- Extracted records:
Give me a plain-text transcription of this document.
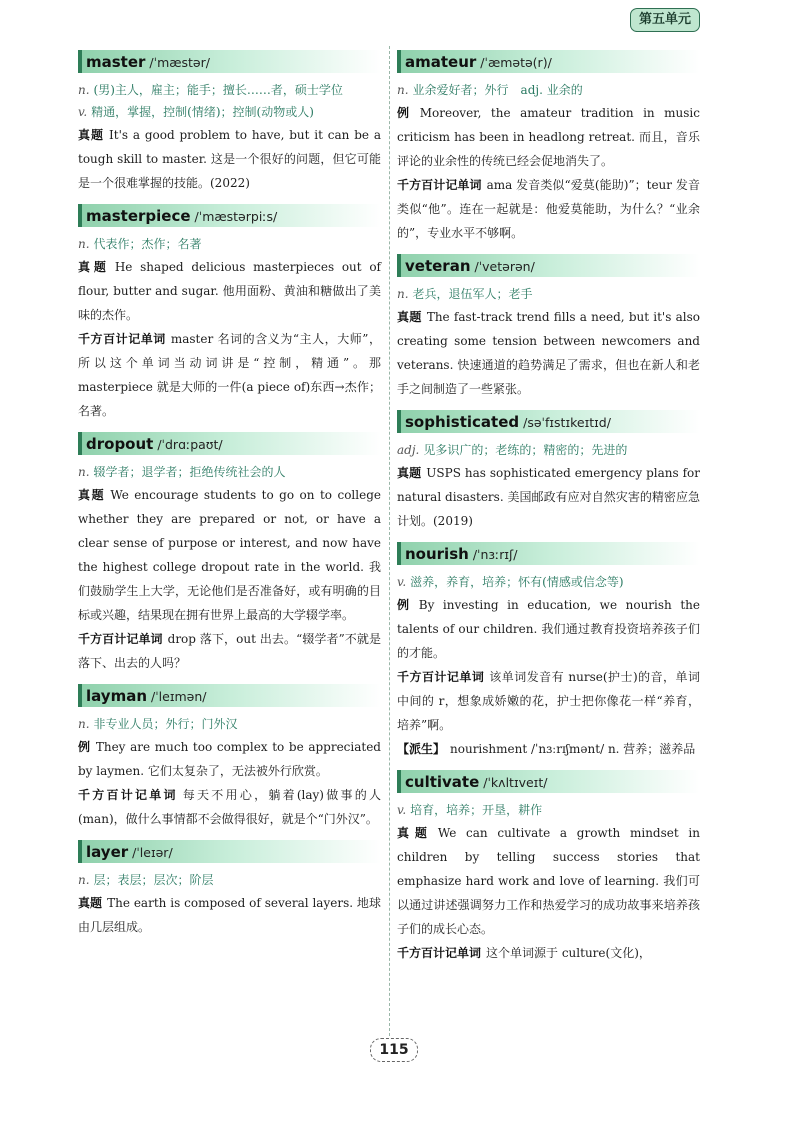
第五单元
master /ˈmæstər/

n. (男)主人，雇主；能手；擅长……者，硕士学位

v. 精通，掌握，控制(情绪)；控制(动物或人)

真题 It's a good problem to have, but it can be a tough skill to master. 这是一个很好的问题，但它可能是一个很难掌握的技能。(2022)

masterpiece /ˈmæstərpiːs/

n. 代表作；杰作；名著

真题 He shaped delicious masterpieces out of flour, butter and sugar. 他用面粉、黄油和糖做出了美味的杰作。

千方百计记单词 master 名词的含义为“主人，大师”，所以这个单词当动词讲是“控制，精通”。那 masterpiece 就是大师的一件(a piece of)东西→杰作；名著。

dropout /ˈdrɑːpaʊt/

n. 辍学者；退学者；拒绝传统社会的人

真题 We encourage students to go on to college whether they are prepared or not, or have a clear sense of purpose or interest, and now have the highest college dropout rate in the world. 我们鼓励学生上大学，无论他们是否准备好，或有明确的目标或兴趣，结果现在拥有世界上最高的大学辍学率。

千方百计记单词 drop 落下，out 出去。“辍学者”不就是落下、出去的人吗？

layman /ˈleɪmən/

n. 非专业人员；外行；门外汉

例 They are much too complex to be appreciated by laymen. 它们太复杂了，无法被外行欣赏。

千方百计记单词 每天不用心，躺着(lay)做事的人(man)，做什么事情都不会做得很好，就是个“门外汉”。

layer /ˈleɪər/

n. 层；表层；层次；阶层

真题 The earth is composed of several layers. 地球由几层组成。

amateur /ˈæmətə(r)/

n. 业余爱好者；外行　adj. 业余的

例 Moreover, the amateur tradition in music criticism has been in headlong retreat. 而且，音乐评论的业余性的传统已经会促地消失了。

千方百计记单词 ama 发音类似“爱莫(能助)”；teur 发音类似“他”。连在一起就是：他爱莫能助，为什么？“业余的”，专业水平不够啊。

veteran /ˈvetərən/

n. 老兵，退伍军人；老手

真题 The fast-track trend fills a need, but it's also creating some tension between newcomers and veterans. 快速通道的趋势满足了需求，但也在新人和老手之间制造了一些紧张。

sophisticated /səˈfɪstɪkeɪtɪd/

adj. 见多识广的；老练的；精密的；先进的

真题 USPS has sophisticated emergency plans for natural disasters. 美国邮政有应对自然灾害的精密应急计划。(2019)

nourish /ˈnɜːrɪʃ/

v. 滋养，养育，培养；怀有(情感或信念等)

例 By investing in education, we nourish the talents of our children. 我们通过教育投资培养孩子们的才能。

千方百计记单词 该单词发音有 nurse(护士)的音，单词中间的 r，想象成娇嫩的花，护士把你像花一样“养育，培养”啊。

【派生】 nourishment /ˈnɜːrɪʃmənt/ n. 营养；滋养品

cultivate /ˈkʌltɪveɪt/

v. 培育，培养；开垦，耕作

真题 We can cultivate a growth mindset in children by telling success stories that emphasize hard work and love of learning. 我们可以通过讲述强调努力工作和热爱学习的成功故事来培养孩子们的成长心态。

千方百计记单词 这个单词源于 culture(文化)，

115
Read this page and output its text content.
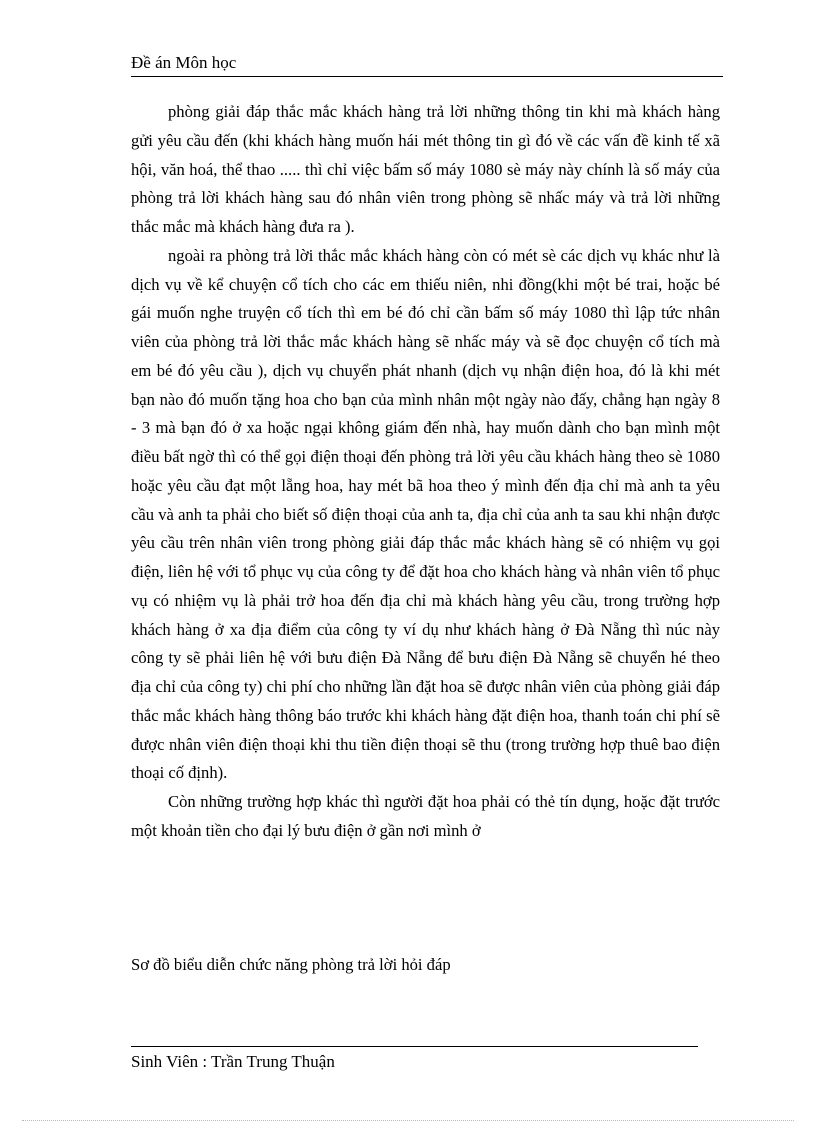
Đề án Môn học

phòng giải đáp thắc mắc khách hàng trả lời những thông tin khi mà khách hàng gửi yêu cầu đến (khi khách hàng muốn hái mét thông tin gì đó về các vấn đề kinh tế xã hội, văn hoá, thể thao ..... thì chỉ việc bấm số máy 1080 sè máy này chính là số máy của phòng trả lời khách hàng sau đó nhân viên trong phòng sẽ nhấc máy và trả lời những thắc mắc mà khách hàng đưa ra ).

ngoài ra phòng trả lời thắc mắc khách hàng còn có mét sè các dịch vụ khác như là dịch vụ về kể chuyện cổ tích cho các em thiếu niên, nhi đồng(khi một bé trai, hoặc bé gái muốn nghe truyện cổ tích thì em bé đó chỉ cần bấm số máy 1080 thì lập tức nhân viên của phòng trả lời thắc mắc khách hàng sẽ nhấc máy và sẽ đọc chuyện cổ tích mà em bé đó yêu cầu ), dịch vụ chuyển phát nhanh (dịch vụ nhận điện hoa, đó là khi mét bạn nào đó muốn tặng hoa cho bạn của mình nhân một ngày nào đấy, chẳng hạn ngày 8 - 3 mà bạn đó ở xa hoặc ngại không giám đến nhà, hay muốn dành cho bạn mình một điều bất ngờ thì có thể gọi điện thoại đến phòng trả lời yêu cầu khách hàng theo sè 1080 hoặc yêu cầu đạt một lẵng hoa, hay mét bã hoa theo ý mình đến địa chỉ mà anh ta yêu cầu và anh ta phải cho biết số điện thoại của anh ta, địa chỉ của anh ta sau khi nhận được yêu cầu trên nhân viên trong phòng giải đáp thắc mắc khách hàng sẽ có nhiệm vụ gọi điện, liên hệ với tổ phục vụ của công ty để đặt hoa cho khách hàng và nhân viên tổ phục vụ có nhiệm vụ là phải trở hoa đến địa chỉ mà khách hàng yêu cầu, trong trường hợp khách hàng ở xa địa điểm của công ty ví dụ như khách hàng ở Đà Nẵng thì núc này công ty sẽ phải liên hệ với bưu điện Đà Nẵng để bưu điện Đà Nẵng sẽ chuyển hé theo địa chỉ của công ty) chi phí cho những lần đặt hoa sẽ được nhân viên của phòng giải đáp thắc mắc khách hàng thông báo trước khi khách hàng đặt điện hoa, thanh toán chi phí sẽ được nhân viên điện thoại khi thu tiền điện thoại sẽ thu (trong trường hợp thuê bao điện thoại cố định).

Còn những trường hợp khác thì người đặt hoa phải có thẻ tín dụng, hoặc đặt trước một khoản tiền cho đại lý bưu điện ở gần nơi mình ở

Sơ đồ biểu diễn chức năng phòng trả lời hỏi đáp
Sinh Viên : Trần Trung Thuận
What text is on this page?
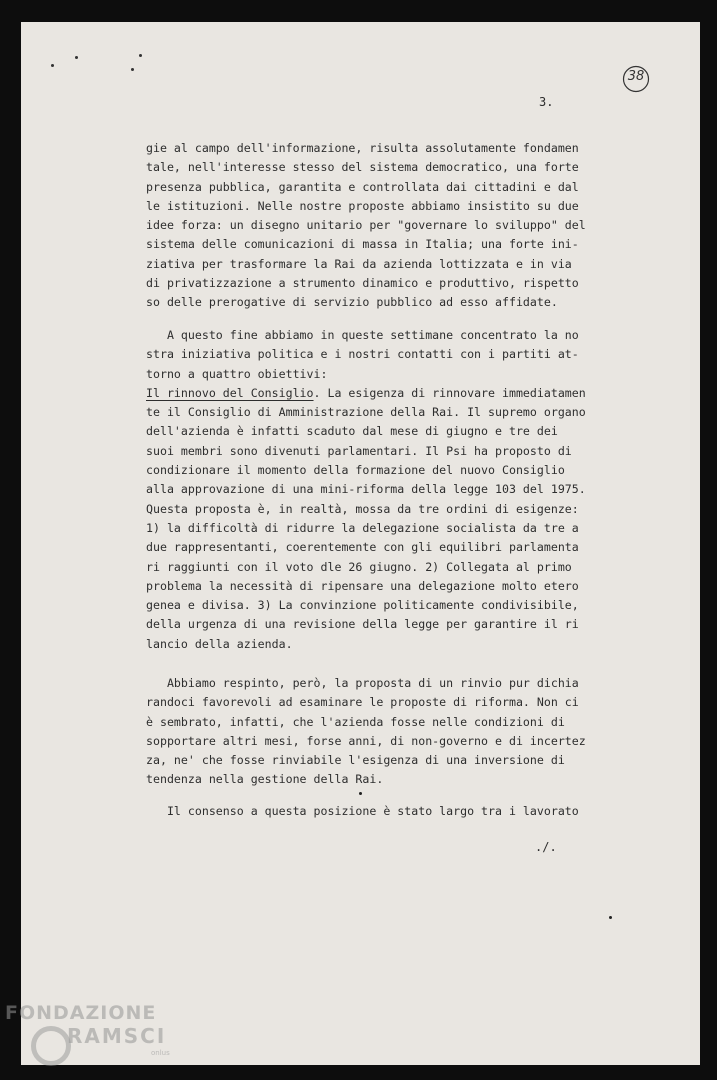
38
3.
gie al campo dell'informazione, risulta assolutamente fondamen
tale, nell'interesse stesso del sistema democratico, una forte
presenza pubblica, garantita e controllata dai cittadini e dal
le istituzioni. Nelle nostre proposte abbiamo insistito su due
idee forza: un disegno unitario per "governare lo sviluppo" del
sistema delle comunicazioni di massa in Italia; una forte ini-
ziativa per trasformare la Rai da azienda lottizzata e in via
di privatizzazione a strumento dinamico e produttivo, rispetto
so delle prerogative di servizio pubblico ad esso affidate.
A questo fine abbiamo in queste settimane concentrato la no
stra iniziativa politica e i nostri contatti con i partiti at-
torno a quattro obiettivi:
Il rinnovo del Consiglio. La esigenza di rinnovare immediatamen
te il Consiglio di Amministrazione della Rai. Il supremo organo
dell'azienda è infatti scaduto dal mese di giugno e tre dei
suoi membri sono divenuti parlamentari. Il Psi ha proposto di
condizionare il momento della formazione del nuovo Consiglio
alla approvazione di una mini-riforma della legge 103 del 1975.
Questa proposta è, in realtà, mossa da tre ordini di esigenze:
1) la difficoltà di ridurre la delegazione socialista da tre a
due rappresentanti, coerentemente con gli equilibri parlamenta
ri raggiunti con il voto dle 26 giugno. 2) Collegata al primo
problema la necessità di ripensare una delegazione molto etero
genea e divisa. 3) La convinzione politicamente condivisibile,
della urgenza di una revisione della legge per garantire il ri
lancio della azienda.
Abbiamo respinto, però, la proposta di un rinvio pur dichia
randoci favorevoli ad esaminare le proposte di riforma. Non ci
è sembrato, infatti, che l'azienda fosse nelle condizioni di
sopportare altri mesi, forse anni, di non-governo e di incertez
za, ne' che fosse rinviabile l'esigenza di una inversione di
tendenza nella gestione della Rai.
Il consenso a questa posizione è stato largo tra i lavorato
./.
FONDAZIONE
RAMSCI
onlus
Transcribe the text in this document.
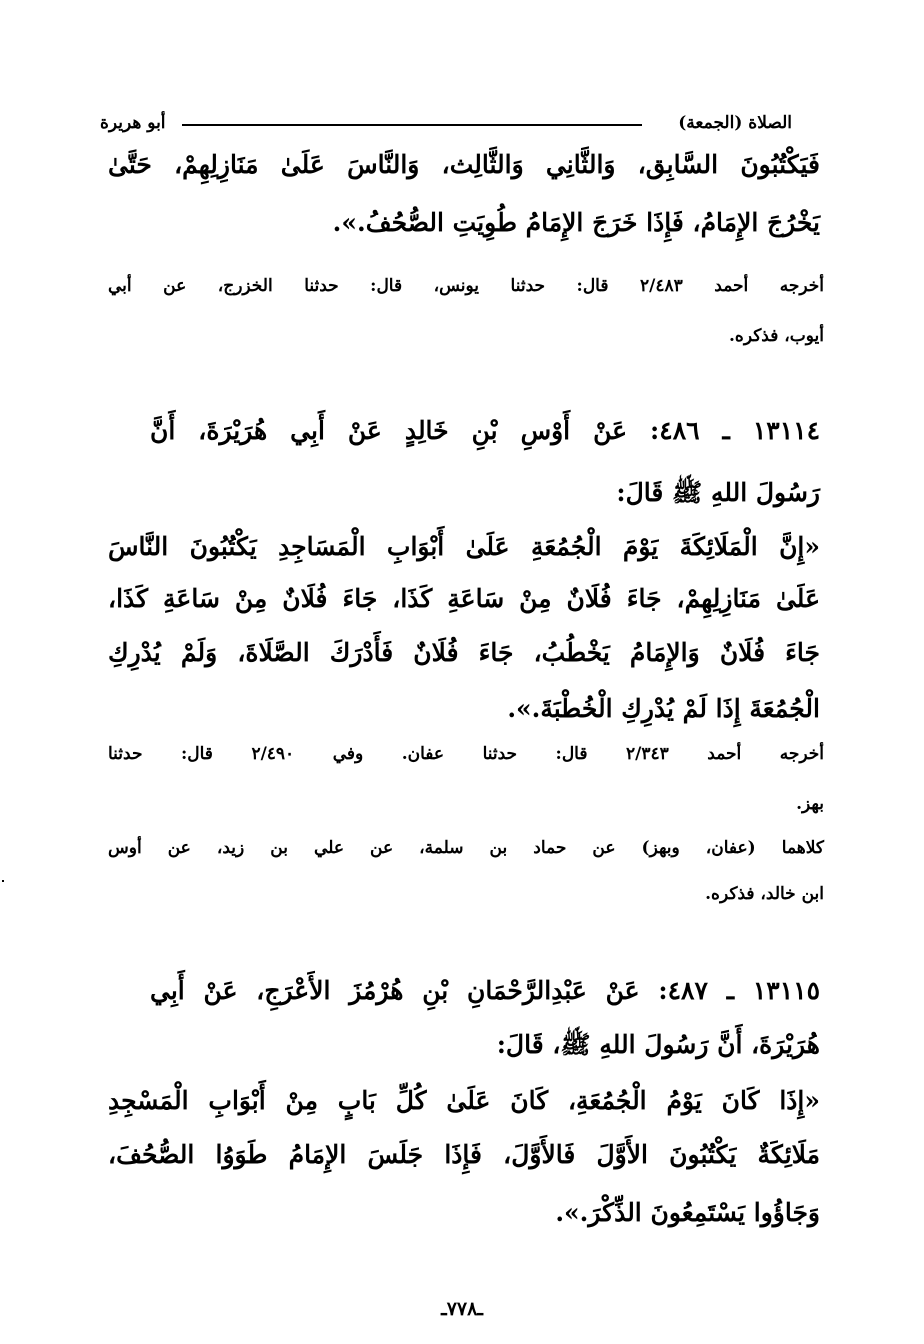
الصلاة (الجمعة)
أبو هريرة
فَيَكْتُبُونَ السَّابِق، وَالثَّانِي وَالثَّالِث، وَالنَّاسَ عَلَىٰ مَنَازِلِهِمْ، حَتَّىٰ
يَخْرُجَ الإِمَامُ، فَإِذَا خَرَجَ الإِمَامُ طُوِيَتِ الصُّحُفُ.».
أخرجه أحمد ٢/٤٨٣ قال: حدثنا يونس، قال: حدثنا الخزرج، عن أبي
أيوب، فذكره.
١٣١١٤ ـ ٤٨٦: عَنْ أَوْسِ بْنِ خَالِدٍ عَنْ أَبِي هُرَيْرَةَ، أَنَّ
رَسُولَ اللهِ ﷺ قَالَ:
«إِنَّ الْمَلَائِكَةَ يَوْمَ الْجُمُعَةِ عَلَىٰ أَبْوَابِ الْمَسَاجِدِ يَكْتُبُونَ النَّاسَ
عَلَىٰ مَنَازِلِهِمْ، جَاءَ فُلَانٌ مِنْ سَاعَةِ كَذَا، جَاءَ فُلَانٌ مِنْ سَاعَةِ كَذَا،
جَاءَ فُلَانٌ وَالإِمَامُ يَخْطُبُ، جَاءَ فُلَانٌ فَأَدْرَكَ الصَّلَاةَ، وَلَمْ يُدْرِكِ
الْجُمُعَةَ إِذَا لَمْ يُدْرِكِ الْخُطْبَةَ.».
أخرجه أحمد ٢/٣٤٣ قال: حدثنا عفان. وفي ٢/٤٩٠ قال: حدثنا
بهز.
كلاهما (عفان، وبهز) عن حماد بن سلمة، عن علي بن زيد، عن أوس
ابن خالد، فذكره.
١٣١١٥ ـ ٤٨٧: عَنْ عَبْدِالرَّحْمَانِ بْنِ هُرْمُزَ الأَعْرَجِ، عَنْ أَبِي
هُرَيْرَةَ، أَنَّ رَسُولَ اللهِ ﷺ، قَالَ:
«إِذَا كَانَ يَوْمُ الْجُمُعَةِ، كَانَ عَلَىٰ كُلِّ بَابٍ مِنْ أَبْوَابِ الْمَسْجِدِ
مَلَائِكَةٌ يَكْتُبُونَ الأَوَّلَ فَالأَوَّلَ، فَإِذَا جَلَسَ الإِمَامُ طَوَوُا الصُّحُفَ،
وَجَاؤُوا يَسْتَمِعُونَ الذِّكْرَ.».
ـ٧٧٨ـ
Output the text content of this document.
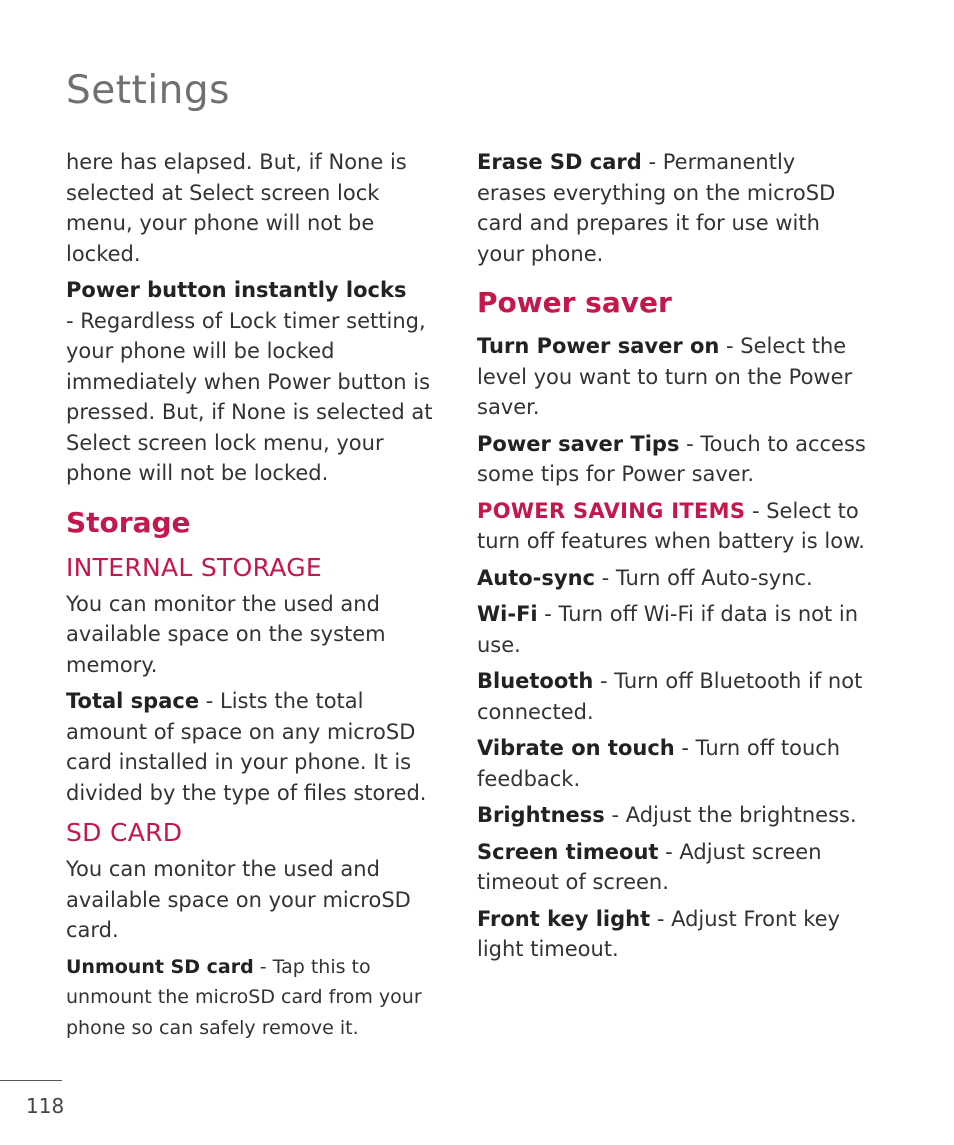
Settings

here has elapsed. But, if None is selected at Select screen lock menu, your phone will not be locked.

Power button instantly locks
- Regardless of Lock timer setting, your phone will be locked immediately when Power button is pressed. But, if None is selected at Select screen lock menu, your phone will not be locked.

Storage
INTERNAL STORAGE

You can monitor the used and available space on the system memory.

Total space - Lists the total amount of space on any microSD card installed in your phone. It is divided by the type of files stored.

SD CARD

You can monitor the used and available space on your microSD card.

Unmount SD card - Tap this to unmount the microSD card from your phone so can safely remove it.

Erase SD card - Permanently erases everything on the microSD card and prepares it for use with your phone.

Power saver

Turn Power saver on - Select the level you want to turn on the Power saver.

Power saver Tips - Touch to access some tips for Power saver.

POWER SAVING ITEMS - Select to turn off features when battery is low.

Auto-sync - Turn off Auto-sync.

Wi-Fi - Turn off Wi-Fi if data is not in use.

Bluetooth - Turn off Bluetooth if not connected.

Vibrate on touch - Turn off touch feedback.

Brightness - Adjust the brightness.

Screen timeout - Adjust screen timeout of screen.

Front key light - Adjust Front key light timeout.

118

- WHAT TO PRODUCE: From the entries above, extract every line where the word "proposta" appears.

- ANSWER TO THE PROBLEM:
Questa proposta è, in realtà, mossa da tre ordini di esigenze:
Abbiamo respinto, però, la proposta di un rinvio pur dichia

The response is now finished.